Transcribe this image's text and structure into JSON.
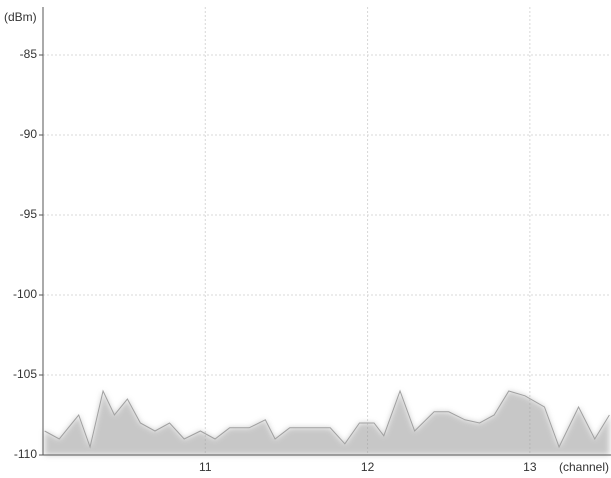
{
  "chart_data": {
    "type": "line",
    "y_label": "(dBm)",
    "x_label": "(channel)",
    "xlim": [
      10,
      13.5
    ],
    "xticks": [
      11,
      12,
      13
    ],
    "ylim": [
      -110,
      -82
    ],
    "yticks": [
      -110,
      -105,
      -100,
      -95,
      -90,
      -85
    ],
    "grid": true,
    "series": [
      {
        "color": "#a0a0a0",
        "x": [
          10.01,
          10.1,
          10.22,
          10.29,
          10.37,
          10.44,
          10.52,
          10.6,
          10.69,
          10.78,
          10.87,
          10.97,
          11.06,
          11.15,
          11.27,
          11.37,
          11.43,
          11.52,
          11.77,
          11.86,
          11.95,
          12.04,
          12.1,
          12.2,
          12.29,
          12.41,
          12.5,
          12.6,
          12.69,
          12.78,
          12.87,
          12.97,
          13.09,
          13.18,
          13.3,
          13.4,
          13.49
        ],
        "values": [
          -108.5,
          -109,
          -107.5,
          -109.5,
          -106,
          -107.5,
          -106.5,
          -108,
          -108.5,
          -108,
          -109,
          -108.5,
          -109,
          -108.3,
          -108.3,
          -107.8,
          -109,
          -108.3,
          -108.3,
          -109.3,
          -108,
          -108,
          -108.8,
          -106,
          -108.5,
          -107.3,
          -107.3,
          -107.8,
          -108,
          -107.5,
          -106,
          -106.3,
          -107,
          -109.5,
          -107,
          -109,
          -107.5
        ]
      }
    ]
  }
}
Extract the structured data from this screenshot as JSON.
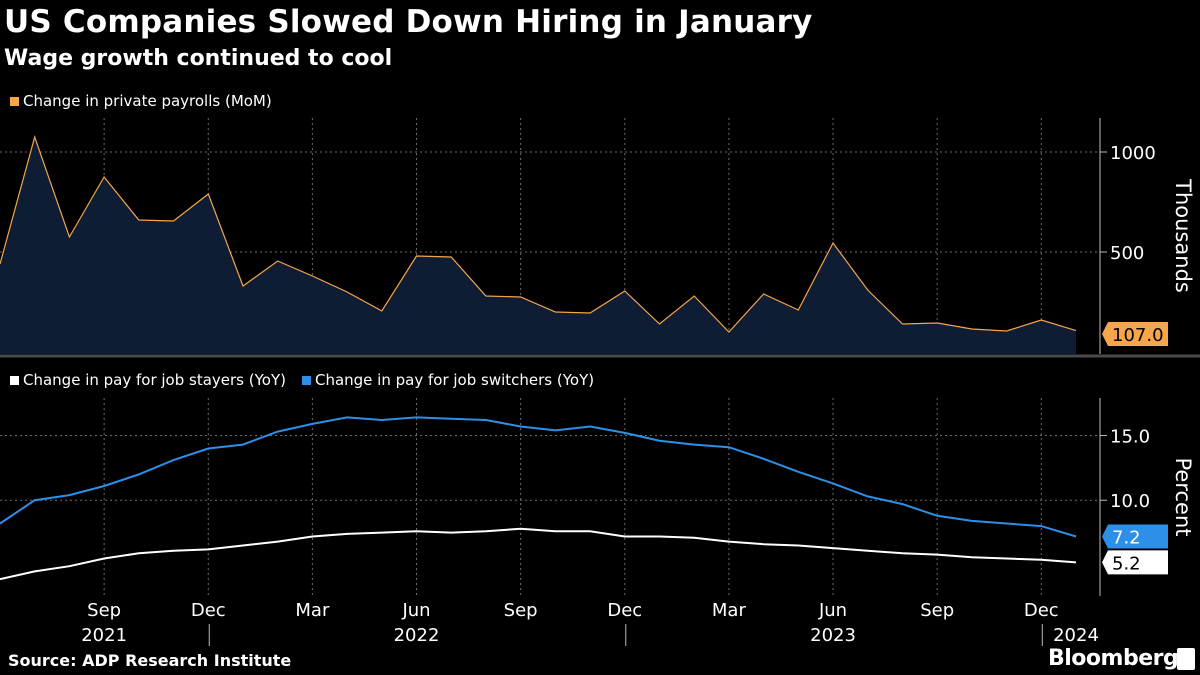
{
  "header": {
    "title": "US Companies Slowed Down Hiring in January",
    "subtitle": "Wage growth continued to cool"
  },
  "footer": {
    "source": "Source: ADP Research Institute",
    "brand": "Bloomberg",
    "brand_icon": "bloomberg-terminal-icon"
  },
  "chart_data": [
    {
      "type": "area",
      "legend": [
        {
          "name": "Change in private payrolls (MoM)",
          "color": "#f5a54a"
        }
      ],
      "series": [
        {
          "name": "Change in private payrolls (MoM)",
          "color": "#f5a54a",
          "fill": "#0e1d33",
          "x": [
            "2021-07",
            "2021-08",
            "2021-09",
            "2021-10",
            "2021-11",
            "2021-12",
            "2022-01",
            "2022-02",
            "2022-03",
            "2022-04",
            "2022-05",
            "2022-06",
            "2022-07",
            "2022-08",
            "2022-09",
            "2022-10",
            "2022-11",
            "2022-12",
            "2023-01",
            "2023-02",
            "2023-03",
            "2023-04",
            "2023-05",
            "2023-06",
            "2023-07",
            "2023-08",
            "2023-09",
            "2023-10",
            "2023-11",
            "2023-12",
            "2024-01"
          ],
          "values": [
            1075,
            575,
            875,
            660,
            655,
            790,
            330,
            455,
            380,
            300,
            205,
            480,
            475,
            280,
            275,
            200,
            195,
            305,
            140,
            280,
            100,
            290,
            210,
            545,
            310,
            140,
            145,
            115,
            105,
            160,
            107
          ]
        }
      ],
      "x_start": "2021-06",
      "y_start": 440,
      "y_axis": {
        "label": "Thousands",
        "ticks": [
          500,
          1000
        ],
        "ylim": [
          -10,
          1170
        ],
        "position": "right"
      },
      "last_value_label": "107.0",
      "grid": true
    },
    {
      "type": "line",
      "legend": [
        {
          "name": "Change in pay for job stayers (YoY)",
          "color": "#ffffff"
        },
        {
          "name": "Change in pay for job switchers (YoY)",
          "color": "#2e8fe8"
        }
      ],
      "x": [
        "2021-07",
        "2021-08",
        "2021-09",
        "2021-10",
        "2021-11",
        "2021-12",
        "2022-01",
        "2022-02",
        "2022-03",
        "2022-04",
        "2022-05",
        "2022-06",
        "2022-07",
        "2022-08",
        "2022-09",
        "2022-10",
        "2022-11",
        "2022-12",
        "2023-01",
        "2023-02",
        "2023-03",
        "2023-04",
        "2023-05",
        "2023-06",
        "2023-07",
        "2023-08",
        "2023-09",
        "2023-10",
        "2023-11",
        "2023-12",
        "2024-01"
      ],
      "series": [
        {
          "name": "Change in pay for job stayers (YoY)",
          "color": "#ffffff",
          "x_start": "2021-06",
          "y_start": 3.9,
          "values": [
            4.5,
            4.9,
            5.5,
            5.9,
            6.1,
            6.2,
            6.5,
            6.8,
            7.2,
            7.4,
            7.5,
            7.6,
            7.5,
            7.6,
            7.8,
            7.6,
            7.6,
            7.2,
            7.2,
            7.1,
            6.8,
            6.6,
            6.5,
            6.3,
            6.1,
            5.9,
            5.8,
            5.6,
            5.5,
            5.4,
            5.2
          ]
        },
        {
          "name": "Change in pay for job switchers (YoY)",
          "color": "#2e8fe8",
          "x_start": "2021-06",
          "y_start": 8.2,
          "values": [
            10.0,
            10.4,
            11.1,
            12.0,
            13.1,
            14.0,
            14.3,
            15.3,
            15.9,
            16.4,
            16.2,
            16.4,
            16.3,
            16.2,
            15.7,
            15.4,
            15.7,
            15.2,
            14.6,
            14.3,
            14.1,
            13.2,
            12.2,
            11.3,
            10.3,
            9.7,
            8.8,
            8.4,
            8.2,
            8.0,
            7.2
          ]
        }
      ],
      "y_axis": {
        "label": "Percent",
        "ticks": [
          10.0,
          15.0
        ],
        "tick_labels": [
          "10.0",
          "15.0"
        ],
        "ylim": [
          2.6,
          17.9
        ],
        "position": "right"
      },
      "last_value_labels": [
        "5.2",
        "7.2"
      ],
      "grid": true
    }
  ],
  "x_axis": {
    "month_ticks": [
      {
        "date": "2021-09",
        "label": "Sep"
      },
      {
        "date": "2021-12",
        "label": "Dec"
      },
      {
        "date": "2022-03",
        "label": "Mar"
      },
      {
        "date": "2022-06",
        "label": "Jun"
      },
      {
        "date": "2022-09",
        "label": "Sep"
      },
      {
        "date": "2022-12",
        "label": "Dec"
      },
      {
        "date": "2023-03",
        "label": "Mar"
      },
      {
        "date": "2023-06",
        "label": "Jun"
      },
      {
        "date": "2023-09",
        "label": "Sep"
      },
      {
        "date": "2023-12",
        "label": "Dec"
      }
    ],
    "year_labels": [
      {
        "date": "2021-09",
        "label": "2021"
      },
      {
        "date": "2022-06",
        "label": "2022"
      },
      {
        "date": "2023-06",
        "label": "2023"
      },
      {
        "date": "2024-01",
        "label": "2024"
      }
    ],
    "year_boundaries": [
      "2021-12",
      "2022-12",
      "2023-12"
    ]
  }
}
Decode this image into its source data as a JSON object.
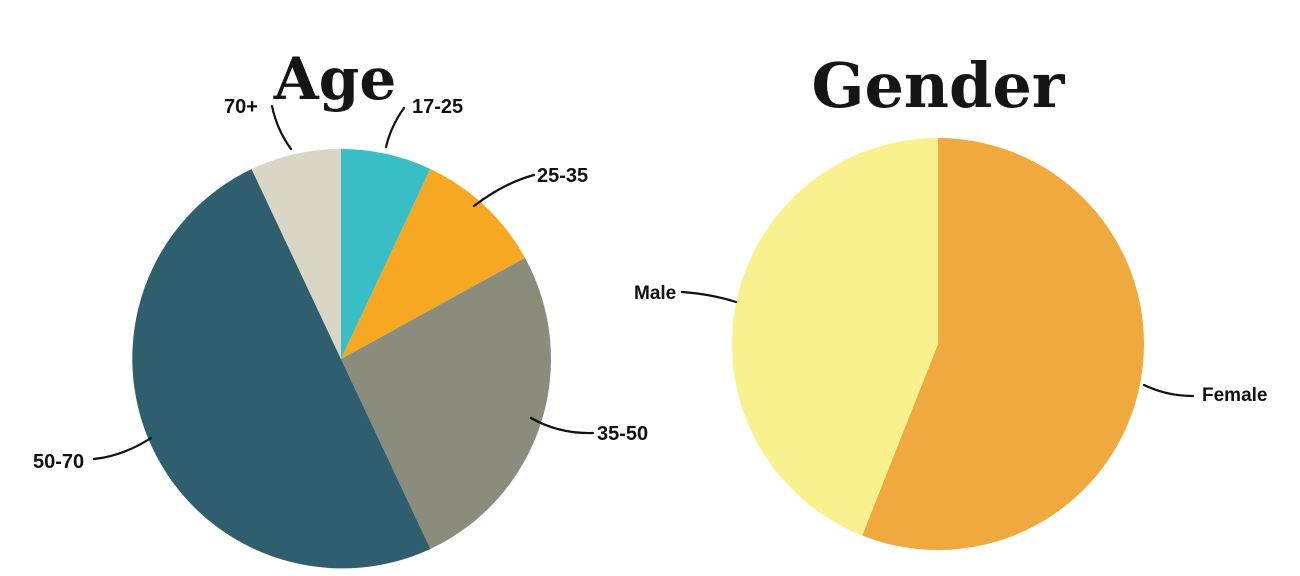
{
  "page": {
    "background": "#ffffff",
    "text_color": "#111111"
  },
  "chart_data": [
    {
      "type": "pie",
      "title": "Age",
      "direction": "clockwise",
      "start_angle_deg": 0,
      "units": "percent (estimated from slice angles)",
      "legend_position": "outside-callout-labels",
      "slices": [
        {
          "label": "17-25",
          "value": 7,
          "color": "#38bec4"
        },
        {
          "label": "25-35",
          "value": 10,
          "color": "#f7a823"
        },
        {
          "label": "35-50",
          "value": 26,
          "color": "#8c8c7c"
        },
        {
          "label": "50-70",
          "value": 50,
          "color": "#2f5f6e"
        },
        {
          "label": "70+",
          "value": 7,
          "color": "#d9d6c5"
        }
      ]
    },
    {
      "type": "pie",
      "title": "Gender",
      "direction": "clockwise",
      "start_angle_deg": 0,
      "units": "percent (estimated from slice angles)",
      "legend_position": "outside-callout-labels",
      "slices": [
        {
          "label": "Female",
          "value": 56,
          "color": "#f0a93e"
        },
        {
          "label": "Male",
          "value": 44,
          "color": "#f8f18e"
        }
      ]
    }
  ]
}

## [Exercise prompt]
Show the lines of the material that contain the word "ffffff".

## [Exercise result]
          "color": "#ffffff"
          "color": "#ffffff",
    "background": "#ffffff",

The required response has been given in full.